Chapter 7, the first in the tools-focused portion of Practical RDF is dedicated to (mostly Java-based) editors, parsers, validators, browsers, etc. for desktop use. Next, she dives into Jena, the Java RDF toolkit that began life as the labor of love of HP Labs researcher Brian McBride before being elevated to the status of a formal HP Labs project under their Semantic Web Research umbrella. Another HP Labs Semantic Web project, Damian Steer's BrownSauce, a slick little Java-based RDF browser, was introduced back in Chapter7. Means for manipulating RDF/XML in Perl (RDF::Core, part of Ginger Alliance's PerlRDF project), PHP (RAP, the RDF API for PHP), and Python (RDFLib) are addressed in Chapter 9. RDF query engines/languages are taken up next -- rdfDB QL, the query language of R.V. Guha's rdfDB (written in C); SquishQL, implemented in the Java-based Inkling query engine (built atop PostgreSQL); RDQL, used within Jena; and Sesame, a JSP/Servlet querying engine that supports both RDQL and its own query language, RQL, and can be deployed atop MySQL or PostgreSQL. Powers rounds out this part of her book with a chapter that deals briefly with the leftovers. Drive, an RDF API for C#, is briefly discussed along with RDF APIs for less fashionable programming languages : Nokia's Wilbur for CLOS, XOTcl for Tcl, and RubyRDF for Ruby. Redland, an RDF toolkit written in C with Java, Perl, PHP, Python, Ruby, and Tcl wrappers, is covered at some length (about half a dozen pages) and a couple more are given over to Redfoot, a Python RDF framework consisting of RDFLib (mentioned earlier in the Perl/PHP/Python chapter), a small-footprint HTTP server (according to the changelog at redfoot.net, they're using Medusa), and a native scripting language called Hypercode that lives within CDATA blocks in RDF/XML (example).

The last third of Practical RDF is devoted to uses of RDF and begins with a chapter on the OWL Web Ontology Language, an extension to RDF that's designed to supply more constraints for RDF vocabularies than can be provided by RDF Schema alone. This chapter would have been better situated after Chapter 5, which addresses RDF Schema, and feels a bit out of place here. RSS 1.0, the RDF-based syndication format, gets a chapter all of its own, beginning with a short synopsis of the evolution of RSS and the rift between the RSS 0.9x/2.0 and RSS 1.0 camps, progressing through descriptions of the RSS elements, some discussion of the use of modules, RSS autodiscovery, and aggregators (Amphetadesk, Meerkat, and NetNewsWire are mentioned), and finishing with an example RSS file (a syndicated list of book recommendations), producing RSS 1.0 using the Informa RSS Library (a set of Java classes), and merging two RSS 1.0 files using the XML::RSS Perl module. Two "Applications Based on RDF" (commercial and noncommercial) chapters top off the book. Noncommercial applications of RDF are visited first : Mozilla, where history and bookmarks, among other classes of information, are stored in RDF; the Creative Commons licensing scheme, whose proponents encourage content creators to embed RDF snippets into their documents and applications to provide information about the work itself and the restrictions placed on its reuse under the particular CC license that they've chosen; a Java and PostgreSQL based digital library system jointly developed by MIT and HP that uses RDF; and FOAF (Friend-of-a-Friend), an RDF vocabulary designed to express personal information and interpersonal relationships. Among the list of commercial applications utilizing RDF that comprises the final chapter in the book is Chandler, the same as yet very-alpha personal information manager that's managed to garner multiple mentions on this site.

=== Brief ===
For each statement, say yes or no as to whether it agrees with the review of Practical RDF, and quote the words of the review that settle it. 1. Redland is covered in about half a dozen pages. 2. Sesame can be deployed only atop PostgreSQL. 3. Mozilla stores bookmarks in RDF.

=== Information provided ===

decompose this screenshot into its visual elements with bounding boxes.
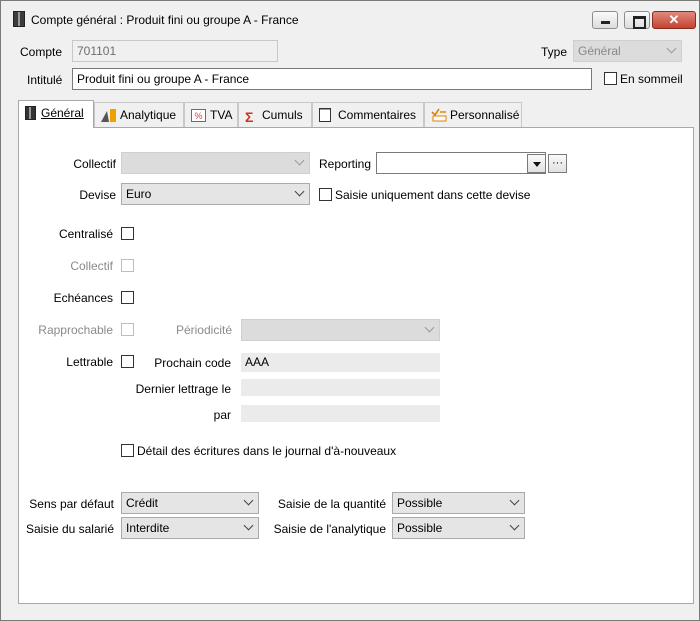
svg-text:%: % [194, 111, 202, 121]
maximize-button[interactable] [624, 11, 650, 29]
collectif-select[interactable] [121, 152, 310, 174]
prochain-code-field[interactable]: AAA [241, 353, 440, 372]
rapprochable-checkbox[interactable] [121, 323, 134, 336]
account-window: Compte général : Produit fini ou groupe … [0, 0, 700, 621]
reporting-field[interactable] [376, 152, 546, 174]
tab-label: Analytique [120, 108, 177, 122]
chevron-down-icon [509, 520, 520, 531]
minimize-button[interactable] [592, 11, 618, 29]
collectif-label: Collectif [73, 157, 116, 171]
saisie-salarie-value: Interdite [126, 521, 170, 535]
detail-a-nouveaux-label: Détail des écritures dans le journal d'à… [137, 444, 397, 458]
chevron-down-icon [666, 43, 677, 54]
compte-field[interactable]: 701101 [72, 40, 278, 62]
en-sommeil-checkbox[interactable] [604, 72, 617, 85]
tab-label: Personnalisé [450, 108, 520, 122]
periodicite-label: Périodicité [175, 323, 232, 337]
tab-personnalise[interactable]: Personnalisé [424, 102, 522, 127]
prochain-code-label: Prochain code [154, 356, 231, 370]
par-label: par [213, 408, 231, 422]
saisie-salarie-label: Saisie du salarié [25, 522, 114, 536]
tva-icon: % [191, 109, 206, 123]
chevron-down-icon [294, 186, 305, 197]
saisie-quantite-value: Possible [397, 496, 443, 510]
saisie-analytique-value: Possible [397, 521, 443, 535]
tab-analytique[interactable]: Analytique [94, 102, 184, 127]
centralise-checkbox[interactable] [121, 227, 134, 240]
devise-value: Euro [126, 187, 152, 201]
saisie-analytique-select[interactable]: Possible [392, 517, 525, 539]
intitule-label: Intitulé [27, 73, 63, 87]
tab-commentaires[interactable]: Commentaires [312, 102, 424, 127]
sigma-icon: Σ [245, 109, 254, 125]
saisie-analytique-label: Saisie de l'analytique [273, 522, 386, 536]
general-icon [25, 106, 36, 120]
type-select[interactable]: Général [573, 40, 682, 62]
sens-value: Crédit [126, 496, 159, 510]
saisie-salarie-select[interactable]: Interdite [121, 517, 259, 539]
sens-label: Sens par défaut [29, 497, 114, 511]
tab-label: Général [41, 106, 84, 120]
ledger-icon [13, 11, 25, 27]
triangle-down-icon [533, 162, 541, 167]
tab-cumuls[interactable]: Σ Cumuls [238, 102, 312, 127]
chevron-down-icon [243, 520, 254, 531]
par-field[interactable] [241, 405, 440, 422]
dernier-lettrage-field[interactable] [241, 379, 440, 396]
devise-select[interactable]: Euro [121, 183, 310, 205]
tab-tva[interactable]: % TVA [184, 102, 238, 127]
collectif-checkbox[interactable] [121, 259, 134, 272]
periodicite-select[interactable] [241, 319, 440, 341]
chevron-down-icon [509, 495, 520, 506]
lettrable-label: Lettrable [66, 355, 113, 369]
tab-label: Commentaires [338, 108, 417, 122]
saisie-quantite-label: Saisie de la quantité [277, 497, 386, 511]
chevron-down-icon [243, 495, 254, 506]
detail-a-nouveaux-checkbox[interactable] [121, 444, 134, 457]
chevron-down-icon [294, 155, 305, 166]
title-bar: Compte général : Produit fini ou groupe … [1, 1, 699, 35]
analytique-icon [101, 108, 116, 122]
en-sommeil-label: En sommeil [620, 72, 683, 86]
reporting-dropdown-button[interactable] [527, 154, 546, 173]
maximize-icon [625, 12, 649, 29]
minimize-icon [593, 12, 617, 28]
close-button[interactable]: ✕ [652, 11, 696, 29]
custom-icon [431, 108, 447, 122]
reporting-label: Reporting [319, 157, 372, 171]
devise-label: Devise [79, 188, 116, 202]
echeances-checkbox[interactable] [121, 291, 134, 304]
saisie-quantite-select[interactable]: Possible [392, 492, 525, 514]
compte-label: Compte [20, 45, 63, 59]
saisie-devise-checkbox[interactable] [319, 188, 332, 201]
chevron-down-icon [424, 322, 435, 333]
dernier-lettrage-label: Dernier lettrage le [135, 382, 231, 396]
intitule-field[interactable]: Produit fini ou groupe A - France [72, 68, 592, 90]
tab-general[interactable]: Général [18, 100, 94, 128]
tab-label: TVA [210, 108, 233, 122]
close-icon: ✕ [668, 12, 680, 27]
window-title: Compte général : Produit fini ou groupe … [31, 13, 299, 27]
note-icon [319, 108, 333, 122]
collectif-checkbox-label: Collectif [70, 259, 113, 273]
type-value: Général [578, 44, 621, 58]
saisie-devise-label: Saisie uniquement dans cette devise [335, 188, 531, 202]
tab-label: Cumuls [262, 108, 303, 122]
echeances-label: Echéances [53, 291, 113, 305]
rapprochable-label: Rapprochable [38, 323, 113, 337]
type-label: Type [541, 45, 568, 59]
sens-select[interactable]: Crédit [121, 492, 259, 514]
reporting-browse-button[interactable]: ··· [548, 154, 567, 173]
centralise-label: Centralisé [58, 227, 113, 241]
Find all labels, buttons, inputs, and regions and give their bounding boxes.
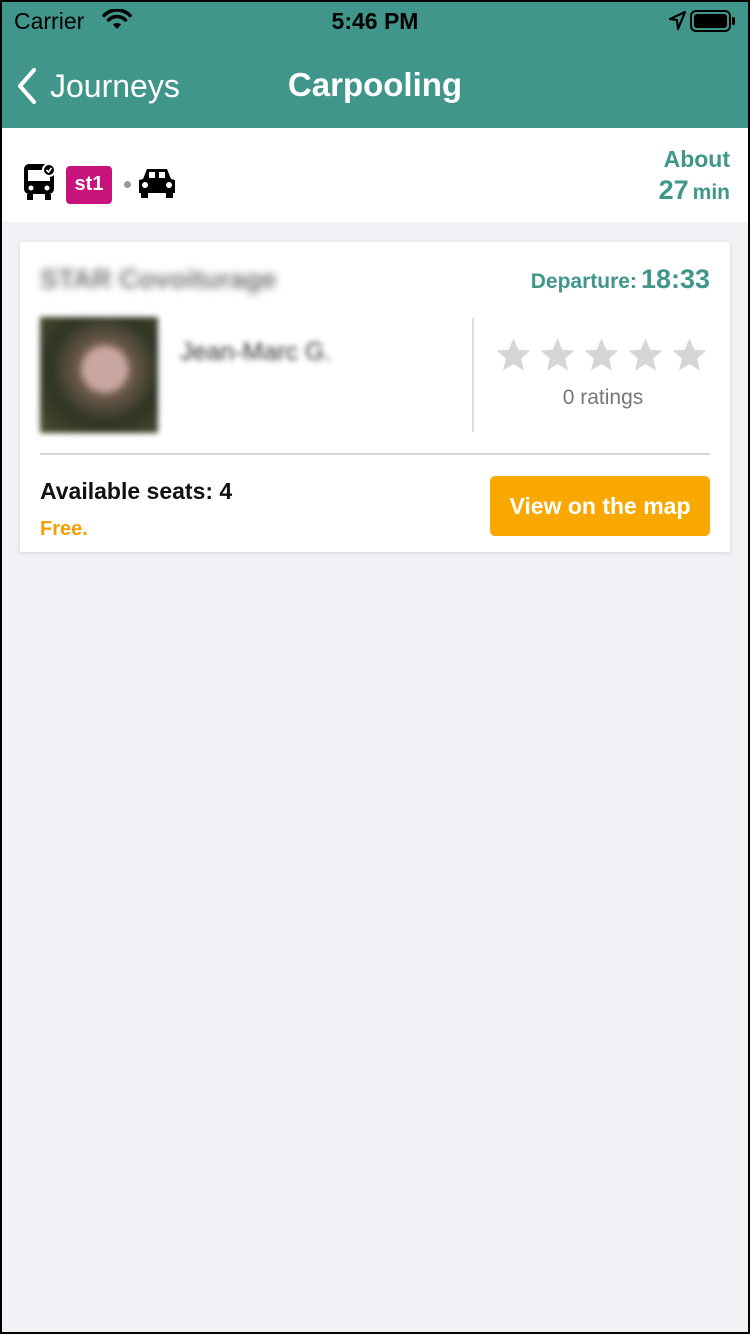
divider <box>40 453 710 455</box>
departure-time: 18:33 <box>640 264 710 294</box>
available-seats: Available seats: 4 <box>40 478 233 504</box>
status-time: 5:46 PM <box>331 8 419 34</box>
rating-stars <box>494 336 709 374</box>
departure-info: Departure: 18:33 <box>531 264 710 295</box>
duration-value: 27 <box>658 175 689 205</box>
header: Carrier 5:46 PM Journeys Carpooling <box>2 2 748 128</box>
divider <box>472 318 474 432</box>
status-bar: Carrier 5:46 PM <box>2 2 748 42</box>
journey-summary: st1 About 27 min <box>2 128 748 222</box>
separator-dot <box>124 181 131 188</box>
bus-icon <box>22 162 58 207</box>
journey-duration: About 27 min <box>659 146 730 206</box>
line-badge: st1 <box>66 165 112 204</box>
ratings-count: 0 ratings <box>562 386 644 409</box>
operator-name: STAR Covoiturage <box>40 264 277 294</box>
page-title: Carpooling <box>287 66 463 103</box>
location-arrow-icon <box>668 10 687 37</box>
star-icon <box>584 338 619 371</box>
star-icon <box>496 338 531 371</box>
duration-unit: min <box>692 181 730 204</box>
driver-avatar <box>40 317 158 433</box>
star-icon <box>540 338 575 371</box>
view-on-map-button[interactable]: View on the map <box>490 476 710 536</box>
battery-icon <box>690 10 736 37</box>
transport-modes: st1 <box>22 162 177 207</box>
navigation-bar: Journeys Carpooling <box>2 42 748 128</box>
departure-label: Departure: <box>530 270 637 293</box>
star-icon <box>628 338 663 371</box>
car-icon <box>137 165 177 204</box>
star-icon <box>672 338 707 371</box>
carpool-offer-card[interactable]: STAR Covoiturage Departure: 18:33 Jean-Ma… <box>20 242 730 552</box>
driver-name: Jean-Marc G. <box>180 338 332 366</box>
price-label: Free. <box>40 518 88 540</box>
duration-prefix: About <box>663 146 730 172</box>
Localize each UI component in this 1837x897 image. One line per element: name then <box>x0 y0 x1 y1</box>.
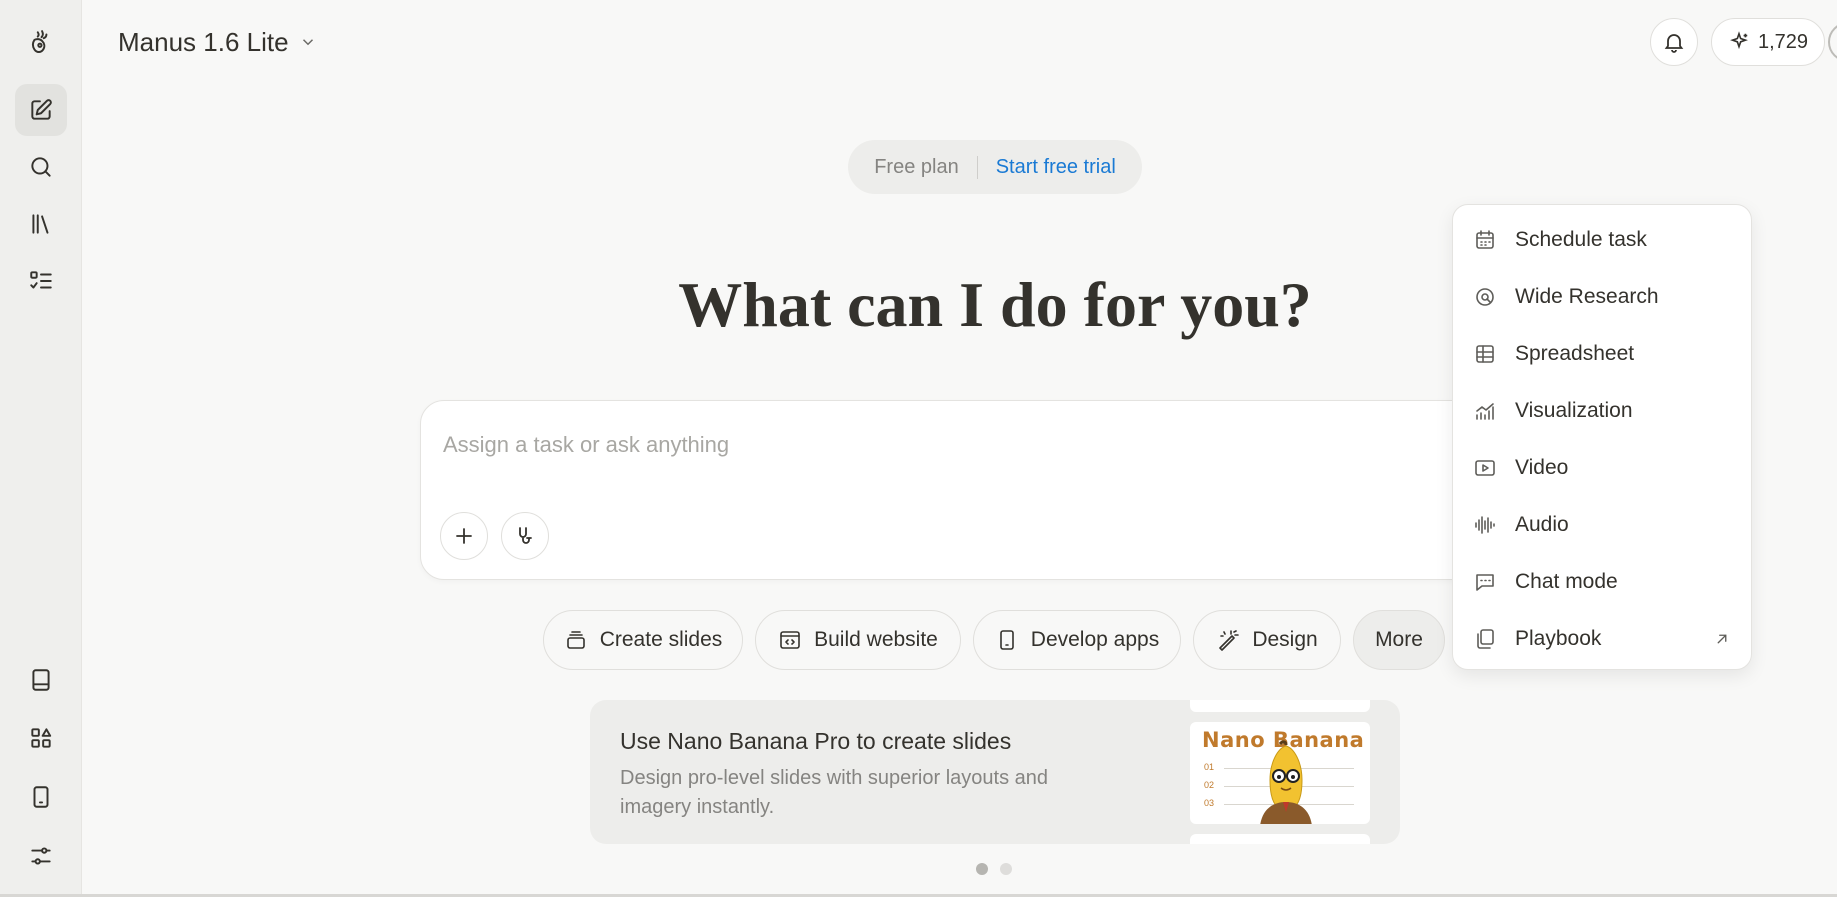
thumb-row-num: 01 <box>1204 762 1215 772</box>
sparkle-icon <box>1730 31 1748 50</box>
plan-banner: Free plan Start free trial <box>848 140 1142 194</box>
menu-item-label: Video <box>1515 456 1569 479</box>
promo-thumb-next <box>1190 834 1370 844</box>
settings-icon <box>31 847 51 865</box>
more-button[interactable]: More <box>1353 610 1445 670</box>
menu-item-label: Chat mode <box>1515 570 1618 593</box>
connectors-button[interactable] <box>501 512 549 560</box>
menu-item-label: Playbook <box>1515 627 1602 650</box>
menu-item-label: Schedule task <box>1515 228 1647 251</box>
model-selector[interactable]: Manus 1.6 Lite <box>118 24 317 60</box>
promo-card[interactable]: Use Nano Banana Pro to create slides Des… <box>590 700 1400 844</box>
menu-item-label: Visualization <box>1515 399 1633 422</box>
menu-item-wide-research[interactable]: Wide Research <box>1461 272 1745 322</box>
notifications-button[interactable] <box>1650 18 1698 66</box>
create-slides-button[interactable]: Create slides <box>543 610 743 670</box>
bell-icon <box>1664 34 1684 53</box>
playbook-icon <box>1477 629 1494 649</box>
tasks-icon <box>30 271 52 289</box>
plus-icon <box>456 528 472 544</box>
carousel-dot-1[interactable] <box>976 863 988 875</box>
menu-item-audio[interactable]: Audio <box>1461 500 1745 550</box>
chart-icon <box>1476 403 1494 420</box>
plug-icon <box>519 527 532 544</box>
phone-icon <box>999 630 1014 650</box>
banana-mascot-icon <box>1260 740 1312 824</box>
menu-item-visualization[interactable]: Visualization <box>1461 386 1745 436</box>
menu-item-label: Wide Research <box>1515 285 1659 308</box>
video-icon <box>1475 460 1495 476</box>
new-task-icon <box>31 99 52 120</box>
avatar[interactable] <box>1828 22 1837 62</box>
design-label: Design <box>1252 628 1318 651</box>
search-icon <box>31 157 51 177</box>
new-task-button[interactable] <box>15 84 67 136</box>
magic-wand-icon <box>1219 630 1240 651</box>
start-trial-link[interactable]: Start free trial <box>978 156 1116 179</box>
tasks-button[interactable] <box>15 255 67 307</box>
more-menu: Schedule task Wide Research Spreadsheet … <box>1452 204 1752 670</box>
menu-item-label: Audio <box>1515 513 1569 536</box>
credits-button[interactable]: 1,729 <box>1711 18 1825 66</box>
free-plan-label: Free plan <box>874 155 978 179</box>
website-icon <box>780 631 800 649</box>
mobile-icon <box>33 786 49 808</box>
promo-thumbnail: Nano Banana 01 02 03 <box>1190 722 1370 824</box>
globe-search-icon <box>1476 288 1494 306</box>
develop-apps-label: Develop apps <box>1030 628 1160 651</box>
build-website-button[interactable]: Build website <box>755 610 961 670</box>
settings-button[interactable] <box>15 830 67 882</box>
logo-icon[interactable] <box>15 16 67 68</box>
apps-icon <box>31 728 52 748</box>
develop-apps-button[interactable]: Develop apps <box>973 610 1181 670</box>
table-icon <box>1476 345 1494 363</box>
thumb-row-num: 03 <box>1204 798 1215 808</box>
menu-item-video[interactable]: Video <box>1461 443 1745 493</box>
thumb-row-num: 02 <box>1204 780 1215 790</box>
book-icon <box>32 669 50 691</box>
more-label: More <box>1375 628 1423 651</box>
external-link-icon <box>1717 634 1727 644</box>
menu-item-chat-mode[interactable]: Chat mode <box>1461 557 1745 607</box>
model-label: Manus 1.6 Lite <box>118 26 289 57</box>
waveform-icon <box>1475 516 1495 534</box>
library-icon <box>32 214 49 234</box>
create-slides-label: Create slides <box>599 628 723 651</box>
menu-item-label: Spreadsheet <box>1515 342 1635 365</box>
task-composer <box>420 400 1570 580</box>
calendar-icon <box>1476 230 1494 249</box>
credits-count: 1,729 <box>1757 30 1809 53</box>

=== Result for this task ===
1. Yes: "Redland, an RDF toolkit written in C with Java, Perl, PHP, Python, Ruby, and Tcl wrappers, is covered at some length (about half a dozen pages)"
2. No: "can be deployed atop MySQL or PostgreSQL"
3. Yes: "Mozilla, where history and bookmarks, among other classes of information, are stored in RDF"